Record set →
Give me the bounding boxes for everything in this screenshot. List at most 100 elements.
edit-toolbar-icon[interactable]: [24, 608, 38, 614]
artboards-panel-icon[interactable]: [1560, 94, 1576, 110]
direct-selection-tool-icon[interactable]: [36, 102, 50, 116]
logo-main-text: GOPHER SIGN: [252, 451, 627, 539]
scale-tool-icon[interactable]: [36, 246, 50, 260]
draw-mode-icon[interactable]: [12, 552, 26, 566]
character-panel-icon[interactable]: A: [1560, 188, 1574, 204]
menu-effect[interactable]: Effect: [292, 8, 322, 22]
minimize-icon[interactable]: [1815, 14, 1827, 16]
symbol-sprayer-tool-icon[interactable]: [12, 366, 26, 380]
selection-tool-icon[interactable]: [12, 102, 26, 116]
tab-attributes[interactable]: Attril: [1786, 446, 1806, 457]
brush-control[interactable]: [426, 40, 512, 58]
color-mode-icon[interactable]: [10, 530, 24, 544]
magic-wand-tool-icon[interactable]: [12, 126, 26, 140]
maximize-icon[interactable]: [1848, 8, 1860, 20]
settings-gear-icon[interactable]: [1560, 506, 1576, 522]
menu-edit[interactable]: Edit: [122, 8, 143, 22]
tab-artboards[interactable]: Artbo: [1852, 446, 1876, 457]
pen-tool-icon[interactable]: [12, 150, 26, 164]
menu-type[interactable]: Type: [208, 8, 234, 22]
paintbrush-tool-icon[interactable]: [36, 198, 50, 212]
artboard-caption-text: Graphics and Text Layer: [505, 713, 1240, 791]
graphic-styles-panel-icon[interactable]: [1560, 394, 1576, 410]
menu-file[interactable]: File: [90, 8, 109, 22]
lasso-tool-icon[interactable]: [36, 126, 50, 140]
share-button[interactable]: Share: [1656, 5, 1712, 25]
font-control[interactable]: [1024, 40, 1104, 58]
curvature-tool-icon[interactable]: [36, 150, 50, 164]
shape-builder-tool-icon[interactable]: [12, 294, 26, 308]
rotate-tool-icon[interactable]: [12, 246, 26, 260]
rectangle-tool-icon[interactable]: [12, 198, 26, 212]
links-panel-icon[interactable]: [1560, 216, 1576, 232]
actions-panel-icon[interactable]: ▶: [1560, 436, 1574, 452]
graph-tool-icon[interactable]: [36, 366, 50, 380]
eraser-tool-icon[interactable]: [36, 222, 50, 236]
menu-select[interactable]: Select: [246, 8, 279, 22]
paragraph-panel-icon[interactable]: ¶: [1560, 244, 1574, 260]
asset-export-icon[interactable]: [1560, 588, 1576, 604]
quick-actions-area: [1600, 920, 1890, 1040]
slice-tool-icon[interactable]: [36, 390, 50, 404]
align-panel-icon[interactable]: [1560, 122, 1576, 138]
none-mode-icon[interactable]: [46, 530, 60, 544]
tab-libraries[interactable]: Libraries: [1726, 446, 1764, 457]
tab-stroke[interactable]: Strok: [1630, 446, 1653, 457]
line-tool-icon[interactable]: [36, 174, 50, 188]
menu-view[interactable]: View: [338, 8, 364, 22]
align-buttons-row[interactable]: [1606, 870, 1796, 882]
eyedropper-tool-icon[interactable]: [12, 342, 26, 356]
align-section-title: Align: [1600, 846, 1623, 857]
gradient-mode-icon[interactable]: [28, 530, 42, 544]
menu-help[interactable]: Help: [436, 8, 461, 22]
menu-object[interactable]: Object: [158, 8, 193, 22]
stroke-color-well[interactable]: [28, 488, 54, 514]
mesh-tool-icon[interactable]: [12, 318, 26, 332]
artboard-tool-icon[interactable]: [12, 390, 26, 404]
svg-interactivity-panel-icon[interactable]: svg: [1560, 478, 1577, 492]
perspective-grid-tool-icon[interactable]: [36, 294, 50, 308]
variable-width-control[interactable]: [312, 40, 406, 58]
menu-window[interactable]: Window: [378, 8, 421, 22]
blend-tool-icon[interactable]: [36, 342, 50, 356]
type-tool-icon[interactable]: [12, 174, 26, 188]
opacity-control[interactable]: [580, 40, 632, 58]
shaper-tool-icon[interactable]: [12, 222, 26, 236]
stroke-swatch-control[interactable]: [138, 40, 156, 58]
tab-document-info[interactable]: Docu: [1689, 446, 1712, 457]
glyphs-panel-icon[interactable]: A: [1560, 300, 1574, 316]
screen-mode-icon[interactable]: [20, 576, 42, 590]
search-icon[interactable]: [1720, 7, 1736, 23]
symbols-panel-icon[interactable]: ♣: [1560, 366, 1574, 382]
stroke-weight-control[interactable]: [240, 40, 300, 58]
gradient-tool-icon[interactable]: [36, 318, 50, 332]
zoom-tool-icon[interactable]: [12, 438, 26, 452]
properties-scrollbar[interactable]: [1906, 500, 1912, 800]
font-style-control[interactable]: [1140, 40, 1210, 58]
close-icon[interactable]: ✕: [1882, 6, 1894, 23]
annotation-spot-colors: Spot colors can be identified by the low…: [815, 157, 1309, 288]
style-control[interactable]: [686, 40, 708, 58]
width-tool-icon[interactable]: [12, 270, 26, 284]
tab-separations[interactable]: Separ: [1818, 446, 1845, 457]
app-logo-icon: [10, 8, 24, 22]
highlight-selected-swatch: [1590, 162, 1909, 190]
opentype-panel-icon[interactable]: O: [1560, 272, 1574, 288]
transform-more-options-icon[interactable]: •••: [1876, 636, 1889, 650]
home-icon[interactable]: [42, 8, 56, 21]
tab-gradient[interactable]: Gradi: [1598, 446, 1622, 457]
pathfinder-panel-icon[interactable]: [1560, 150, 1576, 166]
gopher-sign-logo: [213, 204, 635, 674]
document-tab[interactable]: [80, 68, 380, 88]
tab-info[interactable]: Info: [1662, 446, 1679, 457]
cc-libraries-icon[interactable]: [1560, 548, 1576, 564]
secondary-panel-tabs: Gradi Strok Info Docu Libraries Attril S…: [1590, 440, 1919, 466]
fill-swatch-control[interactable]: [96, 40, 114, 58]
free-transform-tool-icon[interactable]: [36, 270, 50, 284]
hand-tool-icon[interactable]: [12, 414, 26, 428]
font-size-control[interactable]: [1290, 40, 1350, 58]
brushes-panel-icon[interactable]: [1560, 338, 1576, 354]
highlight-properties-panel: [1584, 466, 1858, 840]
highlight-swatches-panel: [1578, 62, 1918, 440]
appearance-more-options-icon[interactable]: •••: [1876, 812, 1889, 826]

Short problem →
Count the lines in the rows above that contain the string "selection", and give only that number.

Result of this task →
2